• [Quoted passage]:
━━━━━━━━━━━━━━━━━━━━
So that’s good news. Yet this is Washington, D.C., where the threat of harmful legislation remains alive and well–and we the people must remain on guard.

As the House of Representatives begins to consider its own version of the farm bill, it too must oppose efforts by anti-biotech activists to encourage a patchwork of confusing regulations that would make food much more expensive without improving it even a tiny bit.

In the United States and around the world, we’re fighting a war over food. Most people don’t even know that it’s going on, but it affects all of us. The conflict pits ordinary consumers and farmers like you and me against radical activists and professional protestors.

We all want a plentiful supply of wholesome and safe food at a reasonable price. Their scheme is to devastate modern means of crop production for the sake of an anti-scientific agenda that will make it harder for families to feed themselves.

The war has many fronts, from international agencies to state capitols. The latest assault took place in the U.S. Senate. Senator Bernie Sanders of Vermont–an “independent” who calls himself a socialist--offered an amendment to the farm bill.

On the face of it, the Sanders amendment sounded reasonable: It would have granted states the right to establish their own rules for labeling food that contains biotech ingredients. In the last year, legislators in 19 states have offered three dozen bills on this matter, according to Packaging Digest. This November, California voters will weigh a ballot initiative to require labels on food that may contain GM ingredients.

Yet think about where state-by-state labeling could lead: 50 states with 50 different sets of rules about what information must appear on consumer products. Special-interest groups would have a field day. A dairy state might stop companies from printing the saturated-fat content on cartons of ice cream. Georgia could require peaches from South Carolina to carry labels urging people not to buy them. Just imagine what the busybodies in New York City might try to do. The mayor already is on a crusade to ban soda pop.

Before long, food companies would have to package the same food in a variety of ways. For most of us, Coke cans and Pepsi bottles probably would continue to look much as they do now. In New York, however, perhaps they’d carry skull-and-crossbones images.
━━━━━━━━━━━━━━━━━━━━
• [What you need to do]:
• 1. Reproduce the passage of the farm bill commentary starting with "In the United" and going on through "the farm bill.".
• 2. Other than New York, which states does the farm bill commentary mention by name?
• 3. Pick up the farm bill commentary after its final sentence and write its continuation.

Page segmentation data
━━━━━━━━━━━━━━━━━━━━
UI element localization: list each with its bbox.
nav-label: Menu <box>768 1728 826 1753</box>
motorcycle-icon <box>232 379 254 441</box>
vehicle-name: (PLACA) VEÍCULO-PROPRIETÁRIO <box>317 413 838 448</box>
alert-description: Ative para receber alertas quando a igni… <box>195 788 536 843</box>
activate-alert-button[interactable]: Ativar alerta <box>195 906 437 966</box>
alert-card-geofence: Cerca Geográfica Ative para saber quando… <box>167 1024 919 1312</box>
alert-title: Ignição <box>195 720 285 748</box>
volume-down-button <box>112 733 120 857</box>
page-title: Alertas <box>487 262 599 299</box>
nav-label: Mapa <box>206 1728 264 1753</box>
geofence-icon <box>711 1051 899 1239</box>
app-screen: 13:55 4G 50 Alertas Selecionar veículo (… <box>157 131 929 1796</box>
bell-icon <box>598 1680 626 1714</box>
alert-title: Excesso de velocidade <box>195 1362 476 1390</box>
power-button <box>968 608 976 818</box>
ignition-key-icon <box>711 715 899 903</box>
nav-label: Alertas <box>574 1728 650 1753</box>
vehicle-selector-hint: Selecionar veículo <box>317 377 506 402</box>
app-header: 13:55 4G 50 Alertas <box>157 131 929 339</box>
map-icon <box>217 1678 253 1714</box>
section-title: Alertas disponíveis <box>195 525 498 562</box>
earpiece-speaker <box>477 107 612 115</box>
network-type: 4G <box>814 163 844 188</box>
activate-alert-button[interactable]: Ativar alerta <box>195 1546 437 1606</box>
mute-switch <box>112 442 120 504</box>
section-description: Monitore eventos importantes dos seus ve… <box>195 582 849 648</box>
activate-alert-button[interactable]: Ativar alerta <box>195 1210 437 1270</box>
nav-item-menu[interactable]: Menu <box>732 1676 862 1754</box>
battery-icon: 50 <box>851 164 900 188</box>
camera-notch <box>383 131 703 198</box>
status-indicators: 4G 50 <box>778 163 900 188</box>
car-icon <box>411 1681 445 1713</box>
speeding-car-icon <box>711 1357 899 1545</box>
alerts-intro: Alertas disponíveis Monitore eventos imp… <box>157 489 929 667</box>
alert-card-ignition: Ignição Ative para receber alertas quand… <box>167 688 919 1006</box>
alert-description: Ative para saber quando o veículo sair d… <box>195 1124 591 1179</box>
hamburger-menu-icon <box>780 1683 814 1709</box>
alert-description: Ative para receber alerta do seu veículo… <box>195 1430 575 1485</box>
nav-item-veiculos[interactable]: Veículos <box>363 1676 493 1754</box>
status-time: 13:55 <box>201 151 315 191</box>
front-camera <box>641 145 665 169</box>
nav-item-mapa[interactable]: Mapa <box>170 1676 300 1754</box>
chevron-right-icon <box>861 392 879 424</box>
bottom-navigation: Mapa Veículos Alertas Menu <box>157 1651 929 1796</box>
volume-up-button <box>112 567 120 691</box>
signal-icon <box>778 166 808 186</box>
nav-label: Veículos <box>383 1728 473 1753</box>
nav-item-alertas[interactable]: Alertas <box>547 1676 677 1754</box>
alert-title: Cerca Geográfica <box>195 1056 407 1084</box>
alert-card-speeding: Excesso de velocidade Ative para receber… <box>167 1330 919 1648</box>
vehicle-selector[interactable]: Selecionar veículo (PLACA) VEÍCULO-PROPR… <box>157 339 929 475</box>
━━━━━━━━━━━━━━━━━━━━
• [Outputs by task]:
• 1.
In the United States and around the world, we’re fighting a war over food. Most people don’t even know that it’s going on, but it affects all of us. The conflict pits ordinary consumers and farmers like you and me against radical activists and professional protestors.

We all want a plentiful supply of wholesome and safe food at a reasonable price. Their scheme is to devastate modern means of crop production for the sake of an anti-scientific agenda that will make it harder for families to feed themselves.

The war has many fronts, from international agencies to state capitols. The latest assault took place in the U.S. Senate. Senator Bernie Sanders of Vermont–an “independent” who calls himself a socialist--offered an amendment to the farm bill.

• 2. Vermont, California, Georgia, South Carolina

• 3.
That may sound extreme, but something like it is already going on: A group called “Label It Yourself” encourages activists to print their own warning stickers, visit grocery stores, and slap them on items that may contain biotech ingredients.

Few states would go this far. Yet incompatible rules could proliferate from state to state–and our food would start to cost more.

When an assembly line has to stop and reconfigure, production slows down and prices go up. If food companies have to change the look of their products, just to comply with an array of crazy-quilt regulations, consumers will pay more for food.

The labels wouldn’t make food safer because biotech ingredients are already 100-percent safe, as the federal government and groups ranging from the United Nations Food and Agriculture Organization to the American Medical Association have determined. The labels simply would convey information that consumers don’t need, while also making our grocery-store bills rise.

Moreover, there’s a simple solution already in place. People who want to avoid biotech food already can do so by purchasing organic food. If the label says the food is organic, then it doesn’t have biotech ingredients.

For those who accept modern science and technology, and wish to continue to have access to a plentiful supply of wholesome and inexpensive food, a mandatory label is unnecessary and will only raise costs.

In the Senate, the Sanders amendment lost by a wide margin: 26 in favor, 73 opposed. If a new version comes up in the House, let’s hope that it loses again.

It would show that even in Congress, common sense can prevail.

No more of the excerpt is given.